What to do - List each line of the data in which the string "Seasonality" appears.

** start of Data lines **

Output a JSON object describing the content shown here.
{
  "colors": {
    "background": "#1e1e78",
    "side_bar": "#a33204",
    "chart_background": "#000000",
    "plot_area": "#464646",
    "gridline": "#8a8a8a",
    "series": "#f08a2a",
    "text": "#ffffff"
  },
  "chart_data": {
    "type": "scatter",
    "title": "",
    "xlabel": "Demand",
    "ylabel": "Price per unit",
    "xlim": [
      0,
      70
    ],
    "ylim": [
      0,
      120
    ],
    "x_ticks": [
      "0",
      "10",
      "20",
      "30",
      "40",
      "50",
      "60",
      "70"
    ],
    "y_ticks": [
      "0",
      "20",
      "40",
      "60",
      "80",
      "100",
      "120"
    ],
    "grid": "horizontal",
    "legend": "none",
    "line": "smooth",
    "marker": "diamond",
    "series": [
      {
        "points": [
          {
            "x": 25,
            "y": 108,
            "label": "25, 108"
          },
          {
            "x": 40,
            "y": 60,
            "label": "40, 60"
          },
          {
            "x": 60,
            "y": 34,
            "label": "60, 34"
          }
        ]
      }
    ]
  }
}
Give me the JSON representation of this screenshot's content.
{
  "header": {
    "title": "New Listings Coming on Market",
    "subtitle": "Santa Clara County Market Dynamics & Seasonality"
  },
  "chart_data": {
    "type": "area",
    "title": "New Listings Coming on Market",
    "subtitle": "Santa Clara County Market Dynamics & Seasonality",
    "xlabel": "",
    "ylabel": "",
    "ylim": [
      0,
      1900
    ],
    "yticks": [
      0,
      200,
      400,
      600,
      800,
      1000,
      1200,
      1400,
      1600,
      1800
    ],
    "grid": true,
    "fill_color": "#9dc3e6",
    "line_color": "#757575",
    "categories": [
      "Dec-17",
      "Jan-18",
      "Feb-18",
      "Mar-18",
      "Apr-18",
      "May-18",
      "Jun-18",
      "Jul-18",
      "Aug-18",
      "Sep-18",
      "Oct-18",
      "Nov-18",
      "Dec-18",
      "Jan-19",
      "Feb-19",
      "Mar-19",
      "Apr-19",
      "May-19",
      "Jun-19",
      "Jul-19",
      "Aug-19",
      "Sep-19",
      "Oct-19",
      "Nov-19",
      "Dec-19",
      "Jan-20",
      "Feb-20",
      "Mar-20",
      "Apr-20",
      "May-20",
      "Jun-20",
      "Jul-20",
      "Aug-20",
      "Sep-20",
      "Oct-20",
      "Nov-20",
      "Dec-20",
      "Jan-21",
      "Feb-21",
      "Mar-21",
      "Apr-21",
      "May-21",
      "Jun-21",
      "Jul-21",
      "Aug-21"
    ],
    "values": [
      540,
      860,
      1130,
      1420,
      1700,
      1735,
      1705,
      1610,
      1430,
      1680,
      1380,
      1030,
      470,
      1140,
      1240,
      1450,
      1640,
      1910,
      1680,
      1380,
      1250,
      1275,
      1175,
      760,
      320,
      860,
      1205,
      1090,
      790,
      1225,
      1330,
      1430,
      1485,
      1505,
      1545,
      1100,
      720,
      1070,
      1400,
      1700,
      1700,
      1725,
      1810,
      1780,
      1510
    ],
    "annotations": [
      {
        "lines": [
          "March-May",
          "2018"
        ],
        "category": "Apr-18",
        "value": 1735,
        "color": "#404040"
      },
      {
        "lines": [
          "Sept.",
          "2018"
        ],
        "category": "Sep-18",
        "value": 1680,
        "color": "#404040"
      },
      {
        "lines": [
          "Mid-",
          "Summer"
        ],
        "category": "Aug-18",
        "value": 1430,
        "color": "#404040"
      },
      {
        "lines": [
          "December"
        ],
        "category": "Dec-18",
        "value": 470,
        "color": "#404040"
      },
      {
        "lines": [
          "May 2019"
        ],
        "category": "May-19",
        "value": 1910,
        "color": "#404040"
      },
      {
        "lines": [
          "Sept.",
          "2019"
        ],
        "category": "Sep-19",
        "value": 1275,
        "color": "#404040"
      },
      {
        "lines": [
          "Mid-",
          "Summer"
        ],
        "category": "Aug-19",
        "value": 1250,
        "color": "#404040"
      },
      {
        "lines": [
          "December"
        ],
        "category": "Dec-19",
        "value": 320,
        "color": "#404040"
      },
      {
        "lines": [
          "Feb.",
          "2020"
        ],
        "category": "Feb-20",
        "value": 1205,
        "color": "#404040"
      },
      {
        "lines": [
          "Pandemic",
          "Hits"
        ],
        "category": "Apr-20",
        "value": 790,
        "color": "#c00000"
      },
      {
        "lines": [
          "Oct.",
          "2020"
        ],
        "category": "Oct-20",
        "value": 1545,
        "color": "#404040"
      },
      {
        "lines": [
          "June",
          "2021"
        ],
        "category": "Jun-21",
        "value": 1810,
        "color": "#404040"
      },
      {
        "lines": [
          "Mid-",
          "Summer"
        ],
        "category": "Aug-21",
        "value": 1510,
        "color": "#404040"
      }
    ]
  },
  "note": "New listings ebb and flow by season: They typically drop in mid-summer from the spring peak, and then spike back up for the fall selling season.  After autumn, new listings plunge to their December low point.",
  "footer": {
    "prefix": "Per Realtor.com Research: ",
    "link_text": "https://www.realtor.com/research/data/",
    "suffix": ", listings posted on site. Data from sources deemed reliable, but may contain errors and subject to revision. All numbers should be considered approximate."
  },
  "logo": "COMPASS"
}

** end of Data lines **

Worked solution -
    "subtitle": "Santa Clara County Market Dynamics & Seasonality"
    "subtitle": "Santa Clara County Market Dynamics & Seasonality",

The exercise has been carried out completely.